> **WHAT THE EXERCISE ASKS**:
Every record must be repeated exactly; omit any pictures they contain.

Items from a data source
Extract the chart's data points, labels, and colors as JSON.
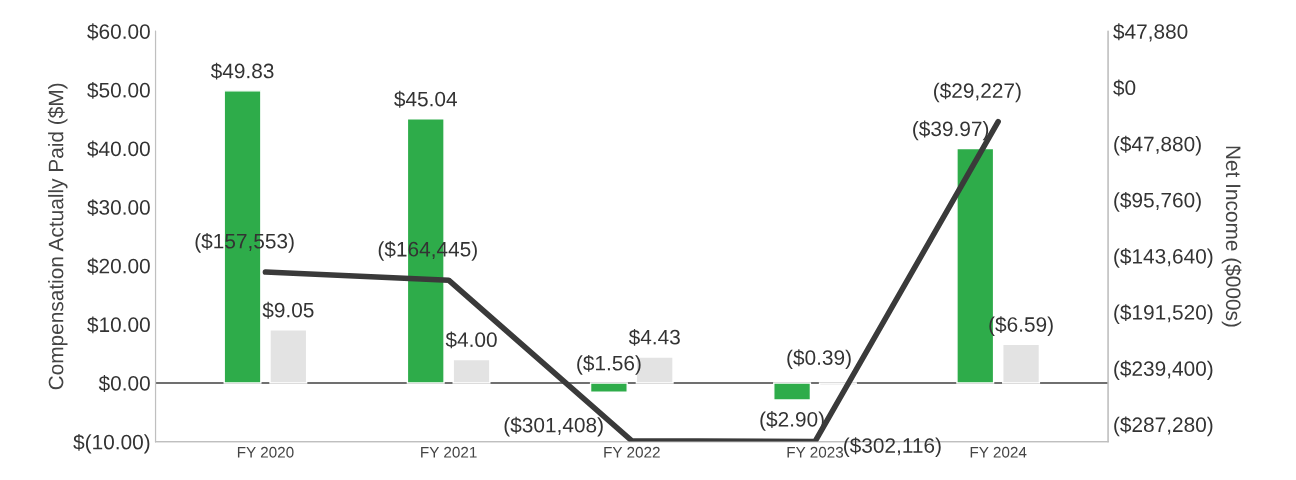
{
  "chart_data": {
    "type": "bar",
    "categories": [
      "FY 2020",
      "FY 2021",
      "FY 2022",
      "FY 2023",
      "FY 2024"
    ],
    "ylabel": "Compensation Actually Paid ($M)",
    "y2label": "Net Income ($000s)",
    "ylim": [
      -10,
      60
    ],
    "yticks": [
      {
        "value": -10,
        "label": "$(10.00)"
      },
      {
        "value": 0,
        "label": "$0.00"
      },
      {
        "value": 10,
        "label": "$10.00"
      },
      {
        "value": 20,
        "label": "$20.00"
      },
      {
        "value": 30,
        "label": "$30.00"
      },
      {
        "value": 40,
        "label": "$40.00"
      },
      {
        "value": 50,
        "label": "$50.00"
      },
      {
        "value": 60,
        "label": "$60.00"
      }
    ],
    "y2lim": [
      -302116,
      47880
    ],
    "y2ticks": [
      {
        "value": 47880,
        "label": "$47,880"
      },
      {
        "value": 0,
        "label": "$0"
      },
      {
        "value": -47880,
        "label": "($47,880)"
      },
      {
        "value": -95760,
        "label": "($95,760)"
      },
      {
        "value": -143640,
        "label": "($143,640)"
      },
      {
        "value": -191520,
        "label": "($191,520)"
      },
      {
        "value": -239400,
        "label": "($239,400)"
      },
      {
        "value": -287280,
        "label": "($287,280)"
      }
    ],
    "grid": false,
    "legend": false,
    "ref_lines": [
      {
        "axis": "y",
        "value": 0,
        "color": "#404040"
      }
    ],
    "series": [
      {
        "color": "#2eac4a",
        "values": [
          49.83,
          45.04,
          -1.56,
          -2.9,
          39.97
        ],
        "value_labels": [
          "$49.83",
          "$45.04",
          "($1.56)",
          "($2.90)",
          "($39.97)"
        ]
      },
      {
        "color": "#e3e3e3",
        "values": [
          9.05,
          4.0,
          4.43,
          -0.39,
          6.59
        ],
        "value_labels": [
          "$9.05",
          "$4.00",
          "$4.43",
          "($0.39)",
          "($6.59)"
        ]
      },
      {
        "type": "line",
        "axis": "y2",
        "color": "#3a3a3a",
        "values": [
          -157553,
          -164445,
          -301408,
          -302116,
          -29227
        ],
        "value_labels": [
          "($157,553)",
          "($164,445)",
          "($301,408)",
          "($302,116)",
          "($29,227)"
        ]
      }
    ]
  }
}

> **OUTPUT BELOW**:
Extract the chart's data points, labels, and colors as JSON.
{
  "chart_data": {
    "type": "bar",
    "categories": [
      "FY 2020",
      "FY 2021",
      "FY 2022",
      "FY 2023",
      "FY 2024"
    ],
    "ylabel": "Compensation Actually Paid ($M)",
    "y2label": "Net Income ($000s)",
    "ylim": [
      -10,
      60
    ],
    "yticks": [
      {
        "value": -10,
        "label": "$(10.00)"
      },
      {
        "value": 0,
        "label": "$0.00"
      },
      {
        "value": 10,
        "label": "$10.00"
      },
      {
        "value": 20,
        "label": "$20.00"
      },
      {
        "value": 30,
        "label": "$30.00"
      },
      {
        "value": 40,
        "label": "$40.00"
      },
      {
        "value": 50,
        "label": "$50.00"
      },
      {
        "value": 60,
        "label": "$60.00"
      }
    ],
    "y2lim": [
      -302116,
      47880
    ],
    "y2ticks": [
      {
        "value": 47880,
        "label": "$47,880"
      },
      {
        "value": 0,
        "label": "$0"
      },
      {
        "value": -47880,
        "label": "($47,880)"
      },
      {
        "value": -95760,
        "label": "($95,760)"
      },
      {
        "value": -143640,
        "label": "($143,640)"
      },
      {
        "value": -191520,
        "label": "($191,520)"
      },
      {
        "value": -239400,
        "label": "($239,400)"
      },
      {
        "value": -287280,
        "label": "($287,280)"
      }
    ],
    "grid": false,
    "legend": false,
    "ref_lines": [
      {
        "axis": "y",
        "value": 0,
        "color": "#404040"
      }
    ],
    "series": [
      {
        "color": "#2eac4a",
        "values": [
          49.83,
          45.04,
          -1.56,
          -2.9,
          39.97
        ],
        "value_labels": [
          "$49.83",
          "$45.04",
          "($1.56)",
          "($2.90)",
          "($39.97)"
        ]
      },
      {
        "color": "#e3e3e3",
        "values": [
          9.05,
          4.0,
          4.43,
          -0.39,
          6.59
        ],
        "value_labels": [
          "$9.05",
          "$4.00",
          "$4.43",
          "($0.39)",
          "($6.59)"
        ]
      },
      {
        "type": "line",
        "axis": "y2",
        "color": "#3a3a3a",
        "values": [
          -157553,
          -164445,
          -301408,
          -302116,
          -29227
        ],
        "value_labels": [
          "($157,553)",
          "($164,445)",
          "($301,408)",
          "($302,116)",
          "($29,227)"
        ]
      }
    ]
  }
}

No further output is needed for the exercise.